### Your instructions
Pick out each line of the records in which the word "Vrouwen" appears.

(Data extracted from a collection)
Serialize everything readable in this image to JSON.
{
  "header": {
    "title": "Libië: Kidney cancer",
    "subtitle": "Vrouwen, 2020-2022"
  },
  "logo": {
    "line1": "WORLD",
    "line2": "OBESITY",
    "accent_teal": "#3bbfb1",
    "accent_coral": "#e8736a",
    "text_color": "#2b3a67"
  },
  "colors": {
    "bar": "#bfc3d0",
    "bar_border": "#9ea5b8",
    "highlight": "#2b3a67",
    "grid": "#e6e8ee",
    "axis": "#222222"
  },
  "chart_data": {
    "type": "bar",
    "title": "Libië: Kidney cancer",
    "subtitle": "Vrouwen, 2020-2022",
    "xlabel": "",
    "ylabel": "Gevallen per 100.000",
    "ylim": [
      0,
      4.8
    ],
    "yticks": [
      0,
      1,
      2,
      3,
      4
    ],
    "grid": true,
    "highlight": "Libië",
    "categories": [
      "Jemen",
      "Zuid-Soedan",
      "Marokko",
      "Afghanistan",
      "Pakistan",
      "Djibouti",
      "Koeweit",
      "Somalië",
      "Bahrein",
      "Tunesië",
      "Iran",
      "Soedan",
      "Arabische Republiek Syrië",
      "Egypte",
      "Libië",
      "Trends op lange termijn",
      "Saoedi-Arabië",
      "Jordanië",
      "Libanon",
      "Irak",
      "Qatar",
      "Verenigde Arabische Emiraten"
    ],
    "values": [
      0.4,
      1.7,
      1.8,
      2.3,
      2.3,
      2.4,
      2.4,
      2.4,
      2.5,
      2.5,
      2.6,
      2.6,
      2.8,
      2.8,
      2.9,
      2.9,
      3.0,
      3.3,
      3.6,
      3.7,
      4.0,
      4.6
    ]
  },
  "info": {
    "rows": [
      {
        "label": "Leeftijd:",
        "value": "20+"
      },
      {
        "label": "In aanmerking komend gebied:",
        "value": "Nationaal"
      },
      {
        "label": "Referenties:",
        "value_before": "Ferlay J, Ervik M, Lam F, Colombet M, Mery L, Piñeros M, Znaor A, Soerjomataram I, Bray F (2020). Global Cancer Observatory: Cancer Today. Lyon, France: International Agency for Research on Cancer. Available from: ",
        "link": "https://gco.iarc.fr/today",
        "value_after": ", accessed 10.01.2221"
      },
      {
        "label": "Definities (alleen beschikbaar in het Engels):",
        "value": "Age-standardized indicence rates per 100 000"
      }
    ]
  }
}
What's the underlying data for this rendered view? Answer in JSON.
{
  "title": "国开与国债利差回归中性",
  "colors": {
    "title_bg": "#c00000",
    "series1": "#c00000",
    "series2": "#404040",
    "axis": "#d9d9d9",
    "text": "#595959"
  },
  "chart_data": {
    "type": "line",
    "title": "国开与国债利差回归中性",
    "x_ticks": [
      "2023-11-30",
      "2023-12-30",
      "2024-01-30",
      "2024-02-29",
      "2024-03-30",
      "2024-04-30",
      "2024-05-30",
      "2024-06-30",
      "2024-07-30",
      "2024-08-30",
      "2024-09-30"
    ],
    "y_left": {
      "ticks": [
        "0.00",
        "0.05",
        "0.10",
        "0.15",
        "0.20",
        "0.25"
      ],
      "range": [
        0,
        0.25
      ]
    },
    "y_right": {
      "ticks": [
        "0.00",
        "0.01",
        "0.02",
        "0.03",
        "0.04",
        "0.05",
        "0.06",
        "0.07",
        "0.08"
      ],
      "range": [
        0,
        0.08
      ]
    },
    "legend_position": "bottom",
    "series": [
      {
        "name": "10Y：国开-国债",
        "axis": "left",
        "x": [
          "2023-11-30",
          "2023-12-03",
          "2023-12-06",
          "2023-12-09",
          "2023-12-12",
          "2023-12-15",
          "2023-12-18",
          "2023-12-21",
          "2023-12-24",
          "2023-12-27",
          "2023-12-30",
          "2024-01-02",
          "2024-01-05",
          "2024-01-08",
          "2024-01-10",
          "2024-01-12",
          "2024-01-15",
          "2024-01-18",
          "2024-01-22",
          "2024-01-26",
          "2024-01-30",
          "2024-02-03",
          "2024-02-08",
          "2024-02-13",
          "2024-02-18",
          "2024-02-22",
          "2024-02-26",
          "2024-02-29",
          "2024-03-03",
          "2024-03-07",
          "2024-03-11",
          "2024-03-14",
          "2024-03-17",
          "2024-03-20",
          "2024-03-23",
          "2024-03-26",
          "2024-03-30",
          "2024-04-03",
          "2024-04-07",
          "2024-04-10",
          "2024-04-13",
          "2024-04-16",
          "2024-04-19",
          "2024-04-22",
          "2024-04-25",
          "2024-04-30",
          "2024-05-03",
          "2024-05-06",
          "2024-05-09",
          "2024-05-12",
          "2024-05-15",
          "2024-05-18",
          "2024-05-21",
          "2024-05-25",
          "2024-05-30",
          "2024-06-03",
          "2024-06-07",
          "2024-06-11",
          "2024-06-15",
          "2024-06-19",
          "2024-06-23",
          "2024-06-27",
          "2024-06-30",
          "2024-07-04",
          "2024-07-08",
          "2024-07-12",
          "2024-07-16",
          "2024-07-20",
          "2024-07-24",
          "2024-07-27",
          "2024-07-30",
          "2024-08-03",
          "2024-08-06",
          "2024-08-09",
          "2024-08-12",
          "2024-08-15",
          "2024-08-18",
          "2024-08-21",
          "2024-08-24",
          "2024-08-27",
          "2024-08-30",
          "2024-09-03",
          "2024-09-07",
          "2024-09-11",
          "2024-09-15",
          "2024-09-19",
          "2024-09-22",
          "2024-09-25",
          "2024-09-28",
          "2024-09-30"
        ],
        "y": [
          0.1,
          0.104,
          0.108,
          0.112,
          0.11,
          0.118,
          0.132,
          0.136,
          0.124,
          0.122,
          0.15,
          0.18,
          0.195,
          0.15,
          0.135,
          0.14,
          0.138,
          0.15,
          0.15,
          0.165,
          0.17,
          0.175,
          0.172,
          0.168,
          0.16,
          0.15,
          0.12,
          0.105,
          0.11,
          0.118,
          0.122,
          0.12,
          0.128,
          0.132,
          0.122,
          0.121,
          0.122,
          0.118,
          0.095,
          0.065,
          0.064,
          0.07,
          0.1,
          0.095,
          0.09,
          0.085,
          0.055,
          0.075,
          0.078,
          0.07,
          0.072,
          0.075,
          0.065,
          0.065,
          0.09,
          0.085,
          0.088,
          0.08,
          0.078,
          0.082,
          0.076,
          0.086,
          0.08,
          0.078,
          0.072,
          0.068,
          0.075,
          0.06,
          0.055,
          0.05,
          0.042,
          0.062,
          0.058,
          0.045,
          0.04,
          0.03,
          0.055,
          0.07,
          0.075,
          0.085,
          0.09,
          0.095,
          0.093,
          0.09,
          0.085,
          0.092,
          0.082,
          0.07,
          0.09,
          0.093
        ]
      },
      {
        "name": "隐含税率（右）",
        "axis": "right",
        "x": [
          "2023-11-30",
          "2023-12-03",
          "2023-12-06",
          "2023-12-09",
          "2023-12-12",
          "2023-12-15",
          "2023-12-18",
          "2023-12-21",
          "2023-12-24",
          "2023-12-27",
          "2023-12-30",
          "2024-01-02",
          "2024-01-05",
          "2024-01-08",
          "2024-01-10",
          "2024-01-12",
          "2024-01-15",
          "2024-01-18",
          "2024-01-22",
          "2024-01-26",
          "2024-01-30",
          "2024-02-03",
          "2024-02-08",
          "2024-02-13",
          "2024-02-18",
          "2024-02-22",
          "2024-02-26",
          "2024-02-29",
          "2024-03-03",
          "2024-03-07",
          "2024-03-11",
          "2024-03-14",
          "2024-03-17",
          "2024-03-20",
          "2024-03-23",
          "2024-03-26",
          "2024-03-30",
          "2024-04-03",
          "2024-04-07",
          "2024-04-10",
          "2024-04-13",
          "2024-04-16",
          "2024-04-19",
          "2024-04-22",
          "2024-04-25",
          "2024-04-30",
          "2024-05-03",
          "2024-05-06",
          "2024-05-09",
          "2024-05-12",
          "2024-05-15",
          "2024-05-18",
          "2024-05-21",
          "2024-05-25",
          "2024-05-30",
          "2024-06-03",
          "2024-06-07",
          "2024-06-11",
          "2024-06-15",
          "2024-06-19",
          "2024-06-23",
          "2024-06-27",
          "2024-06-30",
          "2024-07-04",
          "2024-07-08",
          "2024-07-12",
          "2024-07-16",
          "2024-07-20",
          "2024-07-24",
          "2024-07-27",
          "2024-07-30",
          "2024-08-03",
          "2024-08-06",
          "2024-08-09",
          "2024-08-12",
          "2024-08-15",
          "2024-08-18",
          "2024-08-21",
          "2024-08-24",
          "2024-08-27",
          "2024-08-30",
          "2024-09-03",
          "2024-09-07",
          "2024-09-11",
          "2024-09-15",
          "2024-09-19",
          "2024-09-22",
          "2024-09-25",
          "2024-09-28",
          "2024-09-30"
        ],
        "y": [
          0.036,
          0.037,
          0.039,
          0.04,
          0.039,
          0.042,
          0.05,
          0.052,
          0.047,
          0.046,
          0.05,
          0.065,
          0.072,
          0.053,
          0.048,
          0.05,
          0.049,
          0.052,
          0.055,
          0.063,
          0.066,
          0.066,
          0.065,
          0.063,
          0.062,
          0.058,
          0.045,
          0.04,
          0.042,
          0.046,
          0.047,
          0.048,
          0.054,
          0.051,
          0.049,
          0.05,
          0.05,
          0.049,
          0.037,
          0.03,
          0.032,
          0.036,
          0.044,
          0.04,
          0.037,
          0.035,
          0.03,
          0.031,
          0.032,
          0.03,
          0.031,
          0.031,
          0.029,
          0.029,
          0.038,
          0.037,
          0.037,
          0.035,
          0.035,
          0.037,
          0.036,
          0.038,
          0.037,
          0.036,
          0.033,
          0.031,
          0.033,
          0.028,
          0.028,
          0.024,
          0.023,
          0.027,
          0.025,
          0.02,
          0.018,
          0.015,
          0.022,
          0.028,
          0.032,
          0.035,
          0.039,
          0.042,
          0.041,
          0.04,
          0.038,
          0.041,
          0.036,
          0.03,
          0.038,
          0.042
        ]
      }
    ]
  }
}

### Output
    "subtitle": "Vrouwen, 2020-2022"
    "subtitle": "Vrouwen, 2020-2022",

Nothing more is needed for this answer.